**Records**
[START]
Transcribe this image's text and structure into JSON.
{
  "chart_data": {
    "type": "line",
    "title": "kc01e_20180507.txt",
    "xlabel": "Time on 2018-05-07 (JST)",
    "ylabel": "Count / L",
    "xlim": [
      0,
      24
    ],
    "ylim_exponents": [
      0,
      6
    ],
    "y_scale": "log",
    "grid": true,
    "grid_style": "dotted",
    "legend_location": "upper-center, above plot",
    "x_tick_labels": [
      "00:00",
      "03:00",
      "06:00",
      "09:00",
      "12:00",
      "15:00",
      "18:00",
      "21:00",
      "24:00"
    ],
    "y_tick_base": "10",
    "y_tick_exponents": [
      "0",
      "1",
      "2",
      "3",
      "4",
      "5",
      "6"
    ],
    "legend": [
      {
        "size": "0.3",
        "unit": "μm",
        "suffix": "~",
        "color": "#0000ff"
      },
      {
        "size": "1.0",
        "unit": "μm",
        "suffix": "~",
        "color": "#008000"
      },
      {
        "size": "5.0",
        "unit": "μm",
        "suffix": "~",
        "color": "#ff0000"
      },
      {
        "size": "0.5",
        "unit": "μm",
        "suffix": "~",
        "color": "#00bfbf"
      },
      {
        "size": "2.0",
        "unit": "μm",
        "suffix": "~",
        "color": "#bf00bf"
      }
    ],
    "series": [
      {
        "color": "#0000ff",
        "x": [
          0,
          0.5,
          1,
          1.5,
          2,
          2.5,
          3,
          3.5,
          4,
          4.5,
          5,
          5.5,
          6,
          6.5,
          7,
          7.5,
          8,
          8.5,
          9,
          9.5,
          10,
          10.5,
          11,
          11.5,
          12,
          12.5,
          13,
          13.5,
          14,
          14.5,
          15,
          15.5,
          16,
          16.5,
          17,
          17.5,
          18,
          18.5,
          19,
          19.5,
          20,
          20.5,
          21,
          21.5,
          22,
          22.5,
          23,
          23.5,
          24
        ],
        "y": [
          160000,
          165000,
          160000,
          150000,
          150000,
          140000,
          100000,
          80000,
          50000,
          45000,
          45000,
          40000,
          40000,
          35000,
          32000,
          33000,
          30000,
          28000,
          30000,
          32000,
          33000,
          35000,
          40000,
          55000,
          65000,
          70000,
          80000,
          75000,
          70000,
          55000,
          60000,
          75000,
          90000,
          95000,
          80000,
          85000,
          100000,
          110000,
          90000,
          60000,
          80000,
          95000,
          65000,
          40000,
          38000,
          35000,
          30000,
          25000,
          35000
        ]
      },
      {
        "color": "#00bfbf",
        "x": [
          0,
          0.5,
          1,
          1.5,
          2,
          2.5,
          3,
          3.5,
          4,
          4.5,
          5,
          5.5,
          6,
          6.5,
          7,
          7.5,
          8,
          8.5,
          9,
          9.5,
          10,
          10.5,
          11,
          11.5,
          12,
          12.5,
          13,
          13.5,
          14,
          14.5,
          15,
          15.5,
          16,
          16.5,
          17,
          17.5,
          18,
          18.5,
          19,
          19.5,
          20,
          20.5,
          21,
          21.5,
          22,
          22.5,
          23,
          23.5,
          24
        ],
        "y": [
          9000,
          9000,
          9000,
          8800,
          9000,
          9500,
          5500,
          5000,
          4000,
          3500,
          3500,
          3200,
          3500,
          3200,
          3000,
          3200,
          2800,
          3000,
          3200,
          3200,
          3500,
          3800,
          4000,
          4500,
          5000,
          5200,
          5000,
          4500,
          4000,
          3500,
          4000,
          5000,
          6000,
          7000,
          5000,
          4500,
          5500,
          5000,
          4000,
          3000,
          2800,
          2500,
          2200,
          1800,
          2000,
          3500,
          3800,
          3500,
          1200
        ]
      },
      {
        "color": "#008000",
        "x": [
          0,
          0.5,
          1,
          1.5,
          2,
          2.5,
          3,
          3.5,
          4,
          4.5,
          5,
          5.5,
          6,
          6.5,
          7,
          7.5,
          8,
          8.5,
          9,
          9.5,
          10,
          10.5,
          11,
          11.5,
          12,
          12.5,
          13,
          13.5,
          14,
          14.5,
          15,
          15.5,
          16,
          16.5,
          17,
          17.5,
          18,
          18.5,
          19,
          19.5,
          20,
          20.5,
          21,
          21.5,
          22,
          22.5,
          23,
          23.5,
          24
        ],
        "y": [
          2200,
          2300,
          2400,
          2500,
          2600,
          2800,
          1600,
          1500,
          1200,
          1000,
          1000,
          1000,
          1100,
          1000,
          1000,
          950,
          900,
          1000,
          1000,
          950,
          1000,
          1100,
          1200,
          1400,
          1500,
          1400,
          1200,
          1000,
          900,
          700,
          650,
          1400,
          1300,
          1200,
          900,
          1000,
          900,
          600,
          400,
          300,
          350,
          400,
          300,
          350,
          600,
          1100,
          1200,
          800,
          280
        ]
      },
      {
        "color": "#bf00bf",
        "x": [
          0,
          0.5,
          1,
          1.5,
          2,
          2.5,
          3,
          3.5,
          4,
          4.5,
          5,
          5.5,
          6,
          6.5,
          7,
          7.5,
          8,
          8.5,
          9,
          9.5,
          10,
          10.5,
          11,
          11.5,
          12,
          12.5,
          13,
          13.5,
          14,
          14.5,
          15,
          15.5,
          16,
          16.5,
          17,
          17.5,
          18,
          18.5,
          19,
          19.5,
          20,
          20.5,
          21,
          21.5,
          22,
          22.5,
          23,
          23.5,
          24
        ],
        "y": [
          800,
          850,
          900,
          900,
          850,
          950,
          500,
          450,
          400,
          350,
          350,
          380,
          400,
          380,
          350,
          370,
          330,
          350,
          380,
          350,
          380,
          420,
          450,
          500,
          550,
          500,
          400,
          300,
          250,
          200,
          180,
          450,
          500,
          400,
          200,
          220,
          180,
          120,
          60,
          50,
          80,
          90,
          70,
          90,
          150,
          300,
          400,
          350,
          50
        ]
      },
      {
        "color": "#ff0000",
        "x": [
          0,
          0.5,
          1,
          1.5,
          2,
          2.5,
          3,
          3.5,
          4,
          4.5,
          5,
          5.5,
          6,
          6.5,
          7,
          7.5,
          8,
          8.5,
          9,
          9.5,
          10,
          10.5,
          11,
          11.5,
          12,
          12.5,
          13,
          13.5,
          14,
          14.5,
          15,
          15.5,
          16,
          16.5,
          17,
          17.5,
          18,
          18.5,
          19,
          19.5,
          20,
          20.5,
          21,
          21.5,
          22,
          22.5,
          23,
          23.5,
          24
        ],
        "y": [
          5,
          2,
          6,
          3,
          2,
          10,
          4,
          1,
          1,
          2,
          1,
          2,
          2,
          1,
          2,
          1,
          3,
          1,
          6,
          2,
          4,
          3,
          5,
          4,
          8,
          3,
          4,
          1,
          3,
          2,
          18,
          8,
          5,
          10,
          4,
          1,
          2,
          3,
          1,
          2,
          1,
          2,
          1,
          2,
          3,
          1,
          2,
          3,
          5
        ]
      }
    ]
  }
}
[END]
**What the task requires**
Repeat the listing exactly, from its first line to its last.

**Right answer**
Transcribe this image's text and structure into JSON.
{
  "chart_data": {
    "type": "line",
    "title": "kc01e_20180507.txt",
    "xlabel": "Time on 2018-05-07 (JST)",
    "ylabel": "Count / L",
    "xlim": [
      0,
      24
    ],
    "ylim_exponents": [
      0,
      6
    ],
    "y_scale": "log",
    "grid": true,
    "grid_style": "dotted",
    "legend_location": "upper-center, above plot",
    "x_tick_labels": [
      "00:00",
      "03:00",
      "06:00",
      "09:00",
      "12:00",
      "15:00",
      "18:00",
      "21:00",
      "24:00"
    ],
    "y_tick_base": "10",
    "y_tick_exponents": [
      "0",
      "1",
      "2",
      "3",
      "4",
      "5",
      "6"
    ],
    "legend": [
      {
        "size": "0.3",
        "unit": "μm",
        "suffix": "~",
        "color": "#0000ff"
      },
      {
        "size": "1.0",
        "unit": "μm",
        "suffix": "~",
        "color": "#008000"
      },
      {
        "size": "5.0",
        "unit": "μm",
        "suffix": "~",
        "color": "#ff0000"
      },
      {
        "size": "0.5",
        "unit": "μm",
        "suffix": "~",
        "color": "#00bfbf"
      },
      {
        "size": "2.0",
        "unit": "μm",
        "suffix": "~",
        "color": "#bf00bf"
      }
    ],
    "series": [
      {
        "color": "#0000ff",
        "x": [
          0,
          0.5,
          1,
          1.5,
          2,
          2.5,
          3,
          3.5,
          4,
          4.5,
          5,
          5.5,
          6,
          6.5,
          7,
          7.5,
          8,
          8.5,
          9,
          9.5,
          10,
          10.5,
          11,
          11.5,
          12,
          12.5,
          13,
          13.5,
          14,
          14.5,
          15,
          15.5,
          16,
          16.5,
          17,
          17.5,
          18,
          18.5,
          19,
          19.5,
          20,
          20.5,
          21,
          21.5,
          22,
          22.5,
          23,
          23.5,
          24
        ],
        "y": [
          160000,
          165000,
          160000,
          150000,
          150000,
          140000,
          100000,
          80000,
          50000,
          45000,
          45000,
          40000,
          40000,
          35000,
          32000,
          33000,
          30000,
          28000,
          30000,
          32000,
          33000,
          35000,
          40000,
          55000,
          65000,
          70000,
          80000,
          75000,
          70000,
          55000,
          60000,
          75000,
          90000,
          95000,
          80000,
          85000,
          100000,
          110000,
          90000,
          60000,
          80000,
          95000,
          65000,
          40000,
          38000,
          35000,
          30000,
          25000,
          35000
        ]
      },
      {
        "color": "#00bfbf",
        "x": [
          0,
          0.5,
          1,
          1.5,
          2,
          2.5,
          3,
          3.5,
          4,
          4.5,
          5,
          5.5,
          6,
          6.5,
          7,
          7.5,
          8,
          8.5,
          9,
          9.5,
          10,
          10.5,
          11,
          11.5,
          12,
          12.5,
          13,
          13.5,
          14,
          14.5,
          15,
          15.5,
          16,
          16.5,
          17,
          17.5,
          18,
          18.5,
          19,
          19.5,
          20,
          20.5,
          21,
          21.5,
          22,
          22.5,
          23,
          23.5,
          24
        ],
        "y": [
          9000,
          9000,
          9000,
          8800,
          9000,
          9500,
          5500,
          5000,
          4000,
          3500,
          3500,
          3200,
          3500,
          3200,
          3000,
          3200,
          2800,
          3000,
          3200,
          3200,
          3500,
          3800,
          4000,
          4500,
          5000,
          5200,
          5000,
          4500,
          4000,
          3500,
          4000,
          5000,
          6000,
          7000,
          5000,
          4500,
          5500,
          5000,
          4000,
          3000,
          2800,
          2500,
          2200,
          1800,
          2000,
          3500,
          3800,
          3500,
          1200
        ]
      },
      {
        "color": "#008000",
        "x": [
          0,
          0.5,
          1,
          1.5,
          2,
          2.5,
          3,
          3.5,
          4,
          4.5,
          5,
          5.5,
          6,
          6.5,
          7,
          7.5,
          8,
          8.5,
          9,
          9.5,
          10,
          10.5,
          11,
          11.5,
          12,
          12.5,
          13,
          13.5,
          14,
          14.5,
          15,
          15.5,
          16,
          16.5,
          17,
          17.5,
          18,
          18.5,
          19,
          19.5,
          20,
          20.5,
          21,
          21.5,
          22,
          22.5,
          23,
          23.5,
          24
        ],
        "y": [
          2200,
          2300,
          2400,
          2500,
          2600,
          2800,
          1600,
          1500,
          1200,
          1000,
          1000,
          1000,
          1100,
          1000,
          1000,
          950,
          900,
          1000,
          1000,
          950,
          1000,
          1100,
          1200,
          1400,
          1500,
          1400,
          1200,
          1000,
          900,
          700,
          650,
          1400,
          1300,
          1200,
          900,
          1000,
          900,
          600,
          400,
          300,
          350,
          400,
          300,
          350,
          600,
          1100,
          1200,
          800,
          280
        ]
      },
      {
        "color": "#bf00bf",
        "x": [
          0,
          0.5,
          1,
          1.5,
          2,
          2.5,
          3,
          3.5,
          4,
          4.5,
          5,
          5.5,
          6,
          6.5,
          7,
          7.5,
          8,
          8.5,
          9,
          9.5,
          10,
          10.5,
          11,
          11.5,
          12,
          12.5,
          13,
          13.5,
          14,
          14.5,
          15,
          15.5,
          16,
          16.5,
          17,
          17.5,
          18,
          18.5,
          19,
          19.5,
          20,
          20.5,
          21,
          21.5,
          22,
          22.5,
          23,
          23.5,
          24
        ],
        "y": [
          800,
          850,
          900,
          900,
          850,
          950,
          500,
          450,
          400,
          350,
          350,
          380,
          400,
          380,
          350,
          370,
          330,
          350,
          380,
          350,
          380,
          420,
          450,
          500,
          550,
          500,
          400,
          300,
          250,
          200,
          180,
          450,
          500,
          400,
          200,
          220,
          180,
          120,
          60,
          50,
          80,
          90,
          70,
          90,
          150,
          300,
          400,
          350,
          50
        ]
      },
      {
        "color": "#ff0000",
        "x": [
          0,
          0.5,
          1,
          1.5,
          2,
          2.5,
          3,
          3.5,
          4,
          4.5,
          5,
          5.5,
          6,
          6.5,
          7,
          7.5,
          8,
          8.5,
          9,
          9.5,
          10,
          10.5,
          11,
          11.5,
          12,
          12.5,
          13,
          13.5,
          14,
          14.5,
          15,
          15.5,
          16,
          16.5,
          17,
          17.5,
          18,
          18.5,
          19,
          19.5,
          20,
          20.5,
          21,
          21.5,
          22,
          22.5,
          23,
          23.5,
          24
        ],
        "y": [
          5,
          2,
          6,
          3,
          2,
          10,
          4,
          1,
          1,
          2,
          1,
          2,
          2,
          1,
          2,
          1,
          3,
          1,
          6,
          2,
          4,
          3,
          5,
          4,
          8,
          3,
          4,
          1,
          3,
          2,
          18,
          8,
          5,
          10,
          4,
          1,
          2,
          3,
          1,
          2,
          1,
          2,
          1,
          2,
          3,
          1,
          2,
          3,
          5
        ]
      }
    ]
  }
}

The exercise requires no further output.